## Given request
Return all of the entries word for word, but omit the pictures they contain.
--- START ---
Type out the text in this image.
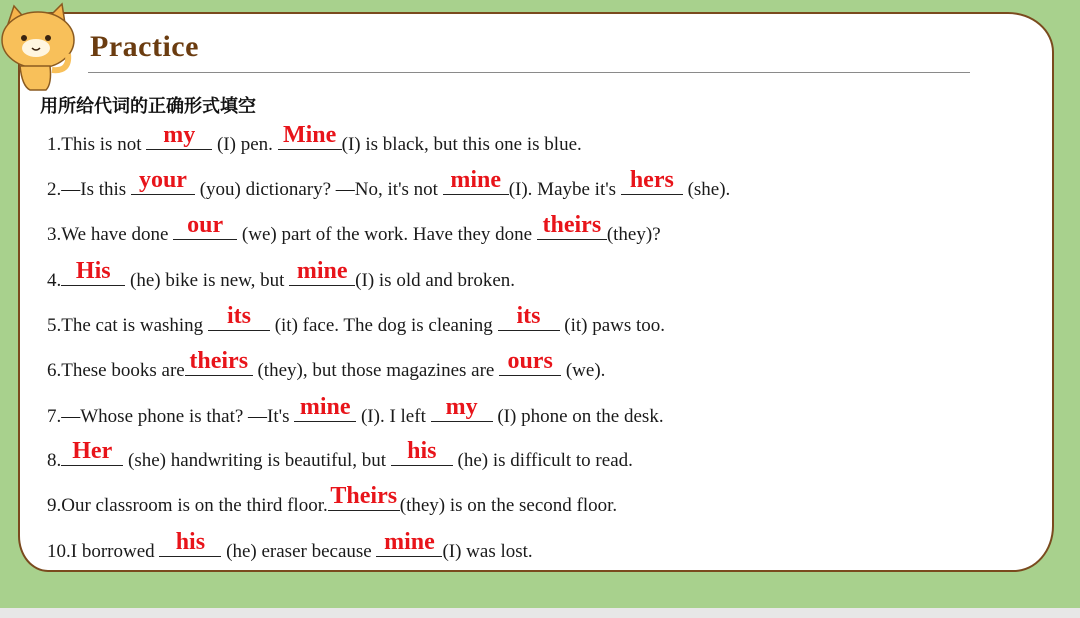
Practice
用所给代词的正确形式填空
1.This is not my (I) pen. Mine (I) is black, but this one is blue.
2.—Is this your (you) dictionary? —No, it's not mine (I). Maybe it's hers (she).
3.We have done our (we) part of the work. Have they done theirs (they)?
4. His (he) bike is new, but mine (I) is old and broken.
5.The cat is washing its	(it) face. The dog is cleaning its	(it) paws too.
6.These books are theirs (they), but those magazines are ours (we).
7.—Whose phone is that? —It's mine (I). I left my (I) phone on the desk.
8. Her (she) handwriting is beautiful, but his (he) is difficult to read.
9.Our classroom is on the third floor. Theirs (they) is on the second floor.
10.I borrowed his (he) eraser because mine (I) was lost.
--- END ---
## Exercise solution
Type out the text in this image.
Practice
用所给代词的正确形式填空
1.This is not my (I) pen. Mine (I) is black, but this one is blue.
2.—Is this your (you) dictionary? —No, it's not mine (I). Maybe it's hers (she).
3.We have done our (we) part of the work. Have they done theirs (they)?
4. His (he) bike is new, but mine (I) is old and broken.
5.The cat is washing its	(it) face. The dog is cleaning its	(it) paws too.
6.These books are theirs (they), but those magazines are ours (we).
7.—Whose phone is that? —It's mine (I). I left my (I) phone on the desk.
8. Her (she) handwriting is beautiful, but his (he) is difficult to read.
9.Our classroom is on the third floor. Theirs (they) is on the second floor.
10.I borrowed his (he) eraser because mine (I) was lost.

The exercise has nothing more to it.